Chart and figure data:
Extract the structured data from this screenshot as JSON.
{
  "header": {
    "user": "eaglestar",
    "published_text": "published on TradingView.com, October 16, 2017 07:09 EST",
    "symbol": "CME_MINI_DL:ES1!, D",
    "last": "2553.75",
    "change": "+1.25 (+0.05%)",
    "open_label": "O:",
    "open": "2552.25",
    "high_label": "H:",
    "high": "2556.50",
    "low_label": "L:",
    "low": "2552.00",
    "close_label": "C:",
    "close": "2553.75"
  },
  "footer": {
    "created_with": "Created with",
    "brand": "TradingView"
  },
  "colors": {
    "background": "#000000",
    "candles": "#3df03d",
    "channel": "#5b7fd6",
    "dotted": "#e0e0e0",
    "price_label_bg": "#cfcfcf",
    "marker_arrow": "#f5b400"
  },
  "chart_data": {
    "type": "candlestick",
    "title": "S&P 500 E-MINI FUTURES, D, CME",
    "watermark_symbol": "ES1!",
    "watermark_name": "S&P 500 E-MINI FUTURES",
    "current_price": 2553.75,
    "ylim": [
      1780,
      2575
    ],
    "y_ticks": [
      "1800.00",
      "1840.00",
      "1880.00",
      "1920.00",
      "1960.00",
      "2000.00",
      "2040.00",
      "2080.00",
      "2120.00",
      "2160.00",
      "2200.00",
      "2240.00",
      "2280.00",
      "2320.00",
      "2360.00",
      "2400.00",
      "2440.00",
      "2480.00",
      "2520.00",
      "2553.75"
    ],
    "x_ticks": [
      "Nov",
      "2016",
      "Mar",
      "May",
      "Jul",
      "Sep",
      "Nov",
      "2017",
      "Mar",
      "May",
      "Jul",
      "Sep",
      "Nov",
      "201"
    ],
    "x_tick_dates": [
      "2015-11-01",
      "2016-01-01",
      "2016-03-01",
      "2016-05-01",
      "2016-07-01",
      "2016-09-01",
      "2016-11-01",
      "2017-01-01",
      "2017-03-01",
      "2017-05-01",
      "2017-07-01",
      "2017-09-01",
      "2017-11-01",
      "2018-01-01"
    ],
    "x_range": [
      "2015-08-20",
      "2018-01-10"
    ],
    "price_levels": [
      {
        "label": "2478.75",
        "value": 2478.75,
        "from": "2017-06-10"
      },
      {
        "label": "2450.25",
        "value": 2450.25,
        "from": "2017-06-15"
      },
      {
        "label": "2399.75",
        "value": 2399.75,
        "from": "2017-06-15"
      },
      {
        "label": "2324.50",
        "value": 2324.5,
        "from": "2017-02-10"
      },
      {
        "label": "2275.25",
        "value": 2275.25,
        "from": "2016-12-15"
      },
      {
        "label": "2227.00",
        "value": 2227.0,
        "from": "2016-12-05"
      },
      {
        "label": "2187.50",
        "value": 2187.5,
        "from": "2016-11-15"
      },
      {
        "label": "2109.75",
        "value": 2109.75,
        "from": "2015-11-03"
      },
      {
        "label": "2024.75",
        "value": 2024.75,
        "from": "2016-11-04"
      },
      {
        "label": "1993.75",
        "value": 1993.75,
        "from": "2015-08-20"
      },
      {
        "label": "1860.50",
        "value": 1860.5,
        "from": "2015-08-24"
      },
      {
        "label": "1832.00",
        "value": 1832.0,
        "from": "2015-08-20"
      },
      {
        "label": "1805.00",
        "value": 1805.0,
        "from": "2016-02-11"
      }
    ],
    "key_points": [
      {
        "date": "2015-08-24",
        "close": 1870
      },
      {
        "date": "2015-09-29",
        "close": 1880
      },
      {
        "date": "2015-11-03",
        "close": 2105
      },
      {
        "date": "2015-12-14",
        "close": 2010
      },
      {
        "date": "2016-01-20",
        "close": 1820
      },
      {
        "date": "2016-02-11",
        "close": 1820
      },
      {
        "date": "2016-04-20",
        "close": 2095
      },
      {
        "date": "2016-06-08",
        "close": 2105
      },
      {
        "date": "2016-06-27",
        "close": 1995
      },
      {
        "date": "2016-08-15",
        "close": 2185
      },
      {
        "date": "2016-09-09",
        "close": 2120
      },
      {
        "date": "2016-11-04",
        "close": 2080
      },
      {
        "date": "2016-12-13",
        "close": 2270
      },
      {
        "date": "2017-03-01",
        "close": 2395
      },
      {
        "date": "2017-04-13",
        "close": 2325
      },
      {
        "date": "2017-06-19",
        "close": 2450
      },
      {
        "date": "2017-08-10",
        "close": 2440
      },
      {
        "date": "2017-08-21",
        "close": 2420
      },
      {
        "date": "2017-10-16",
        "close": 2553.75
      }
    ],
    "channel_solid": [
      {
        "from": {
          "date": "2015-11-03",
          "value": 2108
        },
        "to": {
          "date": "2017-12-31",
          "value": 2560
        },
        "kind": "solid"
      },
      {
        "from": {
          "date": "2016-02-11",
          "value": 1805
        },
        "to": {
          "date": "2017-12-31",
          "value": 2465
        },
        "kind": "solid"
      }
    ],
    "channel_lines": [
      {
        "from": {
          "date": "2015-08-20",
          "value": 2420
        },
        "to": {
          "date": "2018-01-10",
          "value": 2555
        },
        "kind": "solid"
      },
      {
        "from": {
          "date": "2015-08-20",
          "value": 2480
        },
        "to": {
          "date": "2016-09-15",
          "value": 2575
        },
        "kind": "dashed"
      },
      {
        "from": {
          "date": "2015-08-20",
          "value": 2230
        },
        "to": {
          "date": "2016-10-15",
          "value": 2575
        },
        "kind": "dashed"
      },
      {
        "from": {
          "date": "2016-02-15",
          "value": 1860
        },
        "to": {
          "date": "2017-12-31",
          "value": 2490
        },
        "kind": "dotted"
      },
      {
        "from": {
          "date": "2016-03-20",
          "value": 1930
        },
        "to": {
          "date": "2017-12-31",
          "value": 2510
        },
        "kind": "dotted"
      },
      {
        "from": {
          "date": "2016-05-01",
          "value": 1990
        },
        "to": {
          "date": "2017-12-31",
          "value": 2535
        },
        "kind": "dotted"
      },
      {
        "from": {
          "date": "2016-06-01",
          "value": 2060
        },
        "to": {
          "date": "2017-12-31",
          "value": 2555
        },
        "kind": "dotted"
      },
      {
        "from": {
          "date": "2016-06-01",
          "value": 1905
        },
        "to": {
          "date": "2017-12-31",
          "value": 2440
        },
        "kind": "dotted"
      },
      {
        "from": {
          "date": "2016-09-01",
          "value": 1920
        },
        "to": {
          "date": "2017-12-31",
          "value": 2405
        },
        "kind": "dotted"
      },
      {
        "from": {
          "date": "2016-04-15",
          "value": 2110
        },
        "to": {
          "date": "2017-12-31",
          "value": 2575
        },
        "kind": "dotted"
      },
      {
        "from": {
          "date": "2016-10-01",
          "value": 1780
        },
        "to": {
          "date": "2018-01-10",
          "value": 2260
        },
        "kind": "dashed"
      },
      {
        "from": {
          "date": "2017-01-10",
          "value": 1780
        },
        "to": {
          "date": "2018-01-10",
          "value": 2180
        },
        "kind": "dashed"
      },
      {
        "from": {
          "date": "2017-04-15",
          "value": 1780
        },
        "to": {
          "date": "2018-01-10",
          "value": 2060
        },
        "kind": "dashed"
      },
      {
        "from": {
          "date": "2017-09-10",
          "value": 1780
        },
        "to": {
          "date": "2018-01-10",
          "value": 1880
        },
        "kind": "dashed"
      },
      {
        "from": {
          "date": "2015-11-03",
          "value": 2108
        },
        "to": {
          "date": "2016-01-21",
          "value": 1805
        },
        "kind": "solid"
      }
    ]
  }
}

▸ Written task:
Type out the full listing again, exactly as given.

▸ Exercise response:
Extract the structured data from this screenshot as JSON.
{
  "header": {
    "user": "eaglestar",
    "published_text": "published on TradingView.com, October 16, 2017 07:09 EST",
    "symbol": "CME_MINI_DL:ES1!, D",
    "last": "2553.75",
    "change": "+1.25 (+0.05%)",
    "open_label": "O:",
    "open": "2552.25",
    "high_label": "H:",
    "high": "2556.50",
    "low_label": "L:",
    "low": "2552.00",
    "close_label": "C:",
    "close": "2553.75"
  },
  "footer": {
    "created_with": "Created with",
    "brand": "TradingView"
  },
  "colors": {
    "background": "#000000",
    "candles": "#3df03d",
    "channel": "#5b7fd6",
    "dotted": "#e0e0e0",
    "price_label_bg": "#cfcfcf",
    "marker_arrow": "#f5b400"
  },
  "chart_data": {
    "type": "candlestick",
    "title": "S&P 500 E-MINI FUTURES, D, CME",
    "watermark_symbol": "ES1!",
    "watermark_name": "S&P 500 E-MINI FUTURES",
    "current_price": 2553.75,
    "ylim": [
      1780,
      2575
    ],
    "y_ticks": [
      "1800.00",
      "1840.00",
      "1880.00",
      "1920.00",
      "1960.00",
      "2000.00",
      "2040.00",
      "2080.00",
      "2120.00",
      "2160.00",
      "2200.00",
      "2240.00",
      "2280.00",
      "2320.00",
      "2360.00",
      "2400.00",
      "2440.00",
      "2480.00",
      "2520.00",
      "2553.75"
    ],
    "x_ticks": [
      "Nov",
      "2016",
      "Mar",
      "May",
      "Jul",
      "Sep",
      "Nov",
      "2017",
      "Mar",
      "May",
      "Jul",
      "Sep",
      "Nov",
      "201"
    ],
    "x_tick_dates": [
      "2015-11-01",
      "2016-01-01",
      "2016-03-01",
      "2016-05-01",
      "2016-07-01",
      "2016-09-01",
      "2016-11-01",
      "2017-01-01",
      "2017-03-01",
      "2017-05-01",
      "2017-07-01",
      "2017-09-01",
      "2017-11-01",
      "2018-01-01"
    ],
    "x_range": [
      "2015-08-20",
      "2018-01-10"
    ],
    "price_levels": [
      {
        "label": "2478.75",
        "value": 2478.75,
        "from": "2017-06-10"
      },
      {
        "label": "2450.25",
        "value": 2450.25,
        "from": "2017-06-15"
      },
      {
        "label": "2399.75",
        "value": 2399.75,
        "from": "2017-06-15"
      },
      {
        "label": "2324.50",
        "value": 2324.5,
        "from": "2017-02-10"
      },
      {
        "label": "2275.25",
        "value": 2275.25,
        "from": "2016-12-15"
      },
      {
        "label": "2227.00",
        "value": 2227.0,
        "from": "2016-12-05"
      },
      {
        "label": "2187.50",
        "value": 2187.5,
        "from": "2016-11-15"
      },
      {
        "label": "2109.75",
        "value": 2109.75,
        "from": "2015-11-03"
      },
      {
        "label": "2024.75",
        "value": 2024.75,
        "from": "2016-11-04"
      },
      {
        "label": "1993.75",
        "value": 1993.75,
        "from": "2015-08-20"
      },
      {
        "label": "1860.50",
        "value": 1860.5,
        "from": "2015-08-24"
      },
      {
        "label": "1832.00",
        "value": 1832.0,
        "from": "2015-08-20"
      },
      {
        "label": "1805.00",
        "value": 1805.0,
        "from": "2016-02-11"
      }
    ],
    "key_points": [
      {
        "date": "2015-08-24",
        "close": 1870
      },
      {
        "date": "2015-09-29",
        "close": 1880
      },
      {
        "date": "2015-11-03",
        "close": 2105
      },
      {
        "date": "2015-12-14",
        "close": 2010
      },
      {
        "date": "2016-01-20",
        "close": 1820
      },
      {
        "date": "2016-02-11",
        "close": 1820
      },
      {
        "date": "2016-04-20",
        "close": 2095
      },
      {
        "date": "2016-06-08",
        "close": 2105
      },
      {
        "date": "2016-06-27",
        "close": 1995
      },
      {
        "date": "2016-08-15",
        "close": 2185
      },
      {
        "date": "2016-09-09",
        "close": 2120
      },
      {
        "date": "2016-11-04",
        "close": 2080
      },
      {
        "date": "2016-12-13",
        "close": 2270
      },
      {
        "date": "2017-03-01",
        "close": 2395
      },
      {
        "date": "2017-04-13",
        "close": 2325
      },
      {
        "date": "2017-06-19",
        "close": 2450
      },
      {
        "date": "2017-08-10",
        "close": 2440
      },
      {
        "date": "2017-08-21",
        "close": 2420
      },
      {
        "date": "2017-10-16",
        "close": 2553.75
      }
    ],
    "channel_solid": [
      {
        "from": {
          "date": "2015-11-03",
          "value": 2108
        },
        "to": {
          "date": "2017-12-31",
          "value": 2560
        },
        "kind": "solid"
      },
      {
        "from": {
          "date": "2016-02-11",
          "value": 1805
        },
        "to": {
          "date": "2017-12-31",
          "value": 2465
        },
        "kind": "solid"
      }
    ],
    "channel_lines": [
      {
        "from": {
          "date": "2015-08-20",
          "value": 2420
        },
        "to": {
          "date": "2018-01-10",
          "value": 2555
        },
        "kind": "solid"
      },
      {
        "from": {
          "date": "2015-08-20",
          "value": 2480
        },
        "to": {
          "date": "2016-09-15",
          "value": 2575
        },
        "kind": "dashed"
      },
      {
        "from": {
          "date": "2015-08-20",
          "value": 2230
        },
        "to": {
          "date": "2016-10-15",
          "value": 2575
        },
        "kind": "dashed"
      },
      {
        "from": {
          "date": "2016-02-15",
          "value": 1860
        },
        "to": {
          "date": "2017-12-31",
          "value": 2490
        },
        "kind": "dotted"
      },
      {
        "from": {
          "date": "2016-03-20",
          "value": 1930
        },
        "to": {
          "date": "2017-12-31",
          "value": 2510
        },
        "kind": "dotted"
      },
      {
        "from": {
          "date": "2016-05-01",
          "value": 1990
        },
        "to": {
          "date": "2017-12-31",
          "value": 2535
        },
        "kind": "dotted"
      },
      {
        "from": {
          "date": "2016-06-01",
          "value": 2060
        },
        "to": {
          "date": "2017-12-31",
          "value": 2555
        },
        "kind": "dotted"
      },
      {
        "from": {
          "date": "2016-06-01",
          "value": 1905
        },
        "to": {
          "date": "2017-12-31",
          "value": 2440
        },
        "kind": "dotted"
      },
      {
        "from": {
          "date": "2016-09-01",
          "value": 1920
        },
        "to": {
          "date": "2017-12-31",
          "value": 2405
        },
        "kind": "dotted"
      },
      {
        "from": {
          "date": "2016-04-15",
          "value": 2110
        },
        "to": {
          "date": "2017-12-31",
          "value": 2575
        },
        "kind": "dotted"
      },
      {
        "from": {
          "date": "2016-10-01",
          "value": 1780
        },
        "to": {
          "date": "2018-01-10",
          "value": 2260
        },
        "kind": "dashed"
      },
      {
        "from": {
          "date": "2017-01-10",
          "value": 1780
        },
        "to": {
          "date": "2018-01-10",
          "value": 2180
        },
        "kind": "dashed"
      },
      {
        "from": {
          "date": "2017-04-15",
          "value": 1780
        },
        "to": {
          "date": "2018-01-10",
          "value": 2060
        },
        "kind": "dashed"
      },
      {
        "from": {
          "date": "2017-09-10",
          "value": 1780
        },
        "to": {
          "date": "2018-01-10",
          "value": 1880
        },
        "kind": "dashed"
      },
      {
        "from": {
          "date": "2015-11-03",
          "value": 2108
        },
        "to": {
          "date": "2016-01-21",
          "value": 1805
        },
        "kind": "solid"
      }
    ]
  }
}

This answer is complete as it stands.